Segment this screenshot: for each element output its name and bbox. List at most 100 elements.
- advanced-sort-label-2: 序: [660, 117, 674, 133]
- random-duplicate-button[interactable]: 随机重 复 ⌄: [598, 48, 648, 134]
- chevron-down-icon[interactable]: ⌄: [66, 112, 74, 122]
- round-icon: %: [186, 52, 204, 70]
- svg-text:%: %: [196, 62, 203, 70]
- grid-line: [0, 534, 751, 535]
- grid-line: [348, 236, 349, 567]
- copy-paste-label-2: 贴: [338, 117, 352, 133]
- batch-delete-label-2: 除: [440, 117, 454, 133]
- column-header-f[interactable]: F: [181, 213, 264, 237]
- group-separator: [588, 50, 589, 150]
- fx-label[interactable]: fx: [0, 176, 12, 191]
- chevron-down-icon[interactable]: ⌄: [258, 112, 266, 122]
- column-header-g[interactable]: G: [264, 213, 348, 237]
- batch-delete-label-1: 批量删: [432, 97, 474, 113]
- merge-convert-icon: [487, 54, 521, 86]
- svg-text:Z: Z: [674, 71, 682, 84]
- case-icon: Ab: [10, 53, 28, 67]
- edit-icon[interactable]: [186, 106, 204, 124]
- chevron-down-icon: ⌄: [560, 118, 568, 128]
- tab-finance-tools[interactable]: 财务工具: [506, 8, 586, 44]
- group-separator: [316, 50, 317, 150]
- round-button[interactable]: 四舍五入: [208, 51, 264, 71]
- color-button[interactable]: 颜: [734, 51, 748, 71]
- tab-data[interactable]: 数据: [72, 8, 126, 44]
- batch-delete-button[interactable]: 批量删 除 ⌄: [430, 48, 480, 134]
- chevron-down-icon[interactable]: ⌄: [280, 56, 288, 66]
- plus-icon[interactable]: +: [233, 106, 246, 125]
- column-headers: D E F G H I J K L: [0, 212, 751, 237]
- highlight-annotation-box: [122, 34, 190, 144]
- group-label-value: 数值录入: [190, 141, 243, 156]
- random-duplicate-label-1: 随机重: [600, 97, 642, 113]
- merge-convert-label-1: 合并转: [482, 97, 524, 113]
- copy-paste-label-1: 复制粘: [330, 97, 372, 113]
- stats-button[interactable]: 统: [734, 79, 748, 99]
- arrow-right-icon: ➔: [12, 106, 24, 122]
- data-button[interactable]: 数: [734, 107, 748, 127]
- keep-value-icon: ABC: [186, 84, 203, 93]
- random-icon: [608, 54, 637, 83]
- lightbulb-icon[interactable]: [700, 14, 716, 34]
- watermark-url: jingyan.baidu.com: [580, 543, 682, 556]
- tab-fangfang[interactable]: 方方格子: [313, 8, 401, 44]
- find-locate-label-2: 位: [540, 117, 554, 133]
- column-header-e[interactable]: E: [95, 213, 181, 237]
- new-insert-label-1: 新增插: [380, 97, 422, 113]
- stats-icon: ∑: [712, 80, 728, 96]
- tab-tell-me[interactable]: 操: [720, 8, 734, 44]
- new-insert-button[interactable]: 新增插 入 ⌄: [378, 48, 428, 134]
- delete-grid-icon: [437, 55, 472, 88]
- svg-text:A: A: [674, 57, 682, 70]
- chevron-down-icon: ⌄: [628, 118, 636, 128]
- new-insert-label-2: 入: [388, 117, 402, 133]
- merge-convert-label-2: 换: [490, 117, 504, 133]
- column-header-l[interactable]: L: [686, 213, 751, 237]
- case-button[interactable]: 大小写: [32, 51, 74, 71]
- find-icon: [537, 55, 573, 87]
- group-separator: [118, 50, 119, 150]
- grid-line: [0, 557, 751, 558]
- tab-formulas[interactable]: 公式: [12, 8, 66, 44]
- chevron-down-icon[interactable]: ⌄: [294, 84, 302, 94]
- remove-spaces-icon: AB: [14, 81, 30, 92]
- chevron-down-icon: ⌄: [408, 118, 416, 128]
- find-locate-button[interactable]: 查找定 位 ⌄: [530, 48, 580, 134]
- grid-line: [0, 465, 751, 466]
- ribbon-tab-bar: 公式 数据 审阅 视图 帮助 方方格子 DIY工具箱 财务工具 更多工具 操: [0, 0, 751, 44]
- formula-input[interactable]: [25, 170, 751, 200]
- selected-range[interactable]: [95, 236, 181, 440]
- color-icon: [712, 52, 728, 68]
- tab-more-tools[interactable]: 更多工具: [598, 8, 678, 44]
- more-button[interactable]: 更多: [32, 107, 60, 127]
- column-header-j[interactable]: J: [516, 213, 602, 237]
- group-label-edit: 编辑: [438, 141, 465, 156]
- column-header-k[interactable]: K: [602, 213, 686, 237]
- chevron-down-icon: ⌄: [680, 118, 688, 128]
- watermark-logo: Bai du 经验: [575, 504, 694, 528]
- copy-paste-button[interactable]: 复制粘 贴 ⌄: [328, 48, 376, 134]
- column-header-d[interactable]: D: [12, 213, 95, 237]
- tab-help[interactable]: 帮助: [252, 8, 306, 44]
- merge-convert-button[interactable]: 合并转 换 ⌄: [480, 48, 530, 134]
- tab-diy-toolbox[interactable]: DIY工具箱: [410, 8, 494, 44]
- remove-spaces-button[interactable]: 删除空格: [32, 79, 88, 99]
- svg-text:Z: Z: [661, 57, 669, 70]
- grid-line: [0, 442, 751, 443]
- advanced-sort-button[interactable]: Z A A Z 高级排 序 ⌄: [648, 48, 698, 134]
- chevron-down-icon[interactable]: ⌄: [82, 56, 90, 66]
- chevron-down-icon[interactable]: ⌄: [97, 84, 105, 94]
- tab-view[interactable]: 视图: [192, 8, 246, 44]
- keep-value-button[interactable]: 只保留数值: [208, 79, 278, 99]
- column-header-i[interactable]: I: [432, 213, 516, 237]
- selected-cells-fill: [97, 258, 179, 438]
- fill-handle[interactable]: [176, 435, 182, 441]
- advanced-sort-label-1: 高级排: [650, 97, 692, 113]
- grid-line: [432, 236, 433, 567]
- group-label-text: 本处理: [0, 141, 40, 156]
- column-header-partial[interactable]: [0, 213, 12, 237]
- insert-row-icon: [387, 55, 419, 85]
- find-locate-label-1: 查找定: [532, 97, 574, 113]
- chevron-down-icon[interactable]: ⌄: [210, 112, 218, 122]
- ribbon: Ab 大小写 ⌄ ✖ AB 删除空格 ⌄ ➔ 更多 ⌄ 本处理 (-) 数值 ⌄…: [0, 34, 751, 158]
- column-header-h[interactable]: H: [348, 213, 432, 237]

+ + +

» Short exercise
Express the listing as a Markdown table with the columns "No." and "Listing line", from its first line up to and including the line containing "- column-headers: D". Number the rows in order and omit blank lines.

» Result for this exercise
| No. | Listing line |
|---|---|
| 1 | Segment this screenshot: for each element output its name and bbox. List at most 100 elements. |
| 2 | - advanced-sort-label-2: 序: [660, 117, 674, 133] |
| 3 | - random-duplicate-button[interactable]: 随机重 复 ⌄: [598, 48, 648, 134] |
| 4 | - chevron-down-icon[interactable]: ⌄: [66, 112, 74, 122] |
| 5 | - round-icon: %: [186, 52, 204, 70] |
| 6 | - svg-text:%: %: [196, 62, 203, 70] |
| 7 | - grid-line: [0, 534, 751, 535] |
| 8 | - grid-line: [348, 236, 349, 567] |
| 9 | - copy-paste-label-2: 贴: [338, 117, 352, 133] |
| 10 | - batch-delete-label-2: 除: [440, 117, 454, 133] |
| 11 | - column-header-f[interactable]: F: [181, 213, 264, 237] |
| 12 | - group-separator: [588, 50, 589, 150] |
| 13 | - fx-label[interactable]: fx: [0, 176, 12, 191] |
| 14 | - chevron-down-icon[interactable]: ⌄: [258, 112, 266, 122] |
| 15 | - column-header-g[interactable]: G: [264, 213, 348, 237] |
| 16 | - batch-delete-label-1: 批量删: [432, 97, 474, 113] |
| 17 | - merge-convert-icon: [487, 54, 521, 86] |
| 18 | - svg-text:Z: Z: [674, 71, 682, 84] |
| 19 | - case-icon: Ab: [10, 53, 28, 67] |
| 20 | - edit-icon[interactable]: [186, 106, 204, 124] |
| 21 | - chevron-down-icon: ⌄: [560, 118, 568, 128] |
| 22 | - tab-finance-tools[interactable]: 财务工具: [506, 8, 586, 44] |
| 23 | - group-separator: [316, 50, 317, 150] |
| 24 | - round-button[interactable]: 四舍五入: [208, 51, 264, 71] |
| 25 | - color-button[interactable]: 颜: [734, 51, 748, 71] |
| 26 | - tab-data[interactable]: 数据: [72, 8, 126, 44] |
| 27 | - batch-delete-button[interactable]: 批量删 除 ⌄: [430, 48, 480, 134] |
| 28 | - chevron-down-icon[interactable]: ⌄: [280, 56, 288, 66] |
| 29 | - plus-icon[interactable]: +: [233, 106, 246, 125] |
| 30 | - column-headers: D E F G H I J K L: [0, 212, 751, 237] |